Data excerpts.
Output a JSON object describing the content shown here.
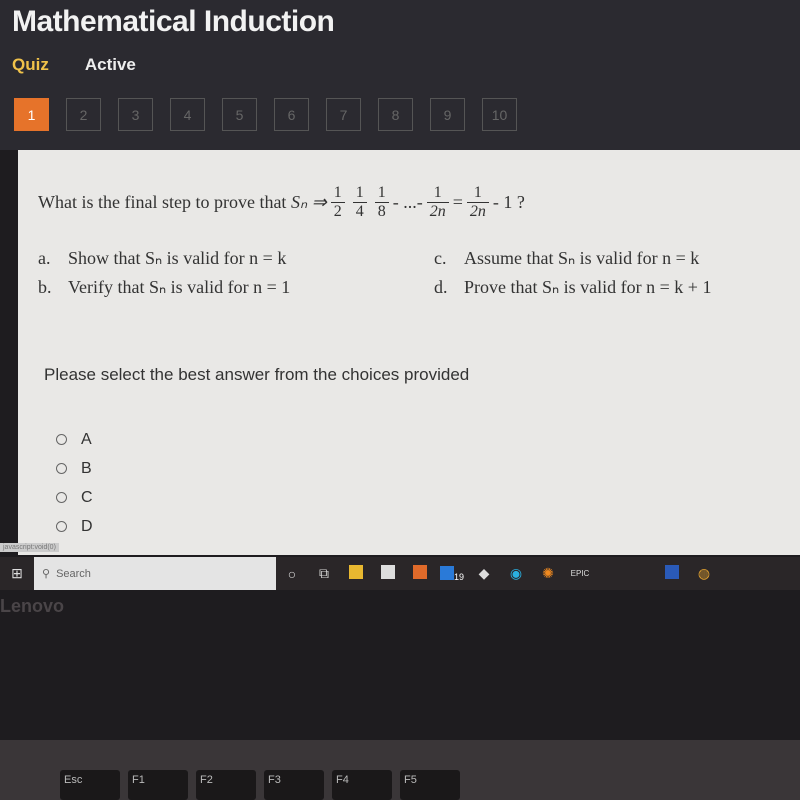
{
  "header": {
    "title": "Mathematical Induction",
    "tabs": [
      "Quiz",
      "Active"
    ]
  },
  "question_nav": {
    "numbers": [
      "1",
      "2",
      "3",
      "4",
      "5",
      "6",
      "7",
      "8",
      "9",
      "10"
    ],
    "active": "1"
  },
  "question": {
    "text": "What is the final step to prove that",
    "sn": "Sₙ ⇒",
    "fractions": [
      {
        "num": "1",
        "den": "2"
      },
      {
        "num": "1",
        "den": "4"
      },
      {
        "num": "1",
        "den": "8"
      }
    ],
    "ellipsis": "- ...-",
    "last_frac": {
      "num": "1",
      "den": "2n"
    },
    "equals": "=",
    "rhs_frac": {
      "num": "1",
      "den": "2n"
    },
    "tail": "- 1 ?"
  },
  "choices": [
    {
      "letter": "a.",
      "text": "Show that Sₙ is valid for n = k"
    },
    {
      "letter": "b.",
      "text": "Verify that Sₙ is valid for n = 1"
    },
    {
      "letter": "c.",
      "text": "Assume that Sₙ is valid for n = k"
    },
    {
      "letter": "d.",
      "text": "Prove that Sₙ is valid for n = k + 1"
    }
  ],
  "prompt": "Please select the best answer from the choices provided",
  "radio_options": [
    "A",
    "B",
    "C",
    "D"
  ],
  "status_url": "javascript:void(0)",
  "taskbar": {
    "search_placeholder": "Search",
    "mail_badge": "19",
    "icons": [
      "cortana-icon",
      "task-view-icon",
      "file-explorer-icon",
      "store-icon",
      "app-icon",
      "mail-icon",
      "eraser-app-icon",
      "edge-icon",
      "blender-icon",
      "epic-games-icon",
      "word-icon",
      "chrome-icon"
    ]
  },
  "bezel": {
    "brand": "Lenovo"
  },
  "keyboard": {
    "keys": [
      "Esc",
      "F1",
      "F2",
      "F3",
      "F4",
      "F5"
    ]
  },
  "colors": {
    "accent": "#e6732a",
    "tab_active": "#f0c24a"
  }
}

Given exercise.
Each line with the string "choices" in it needs to be found and copied.

Solution for this task.
  "choices": [
  "prompt": "Please select the best answer from the choices provided",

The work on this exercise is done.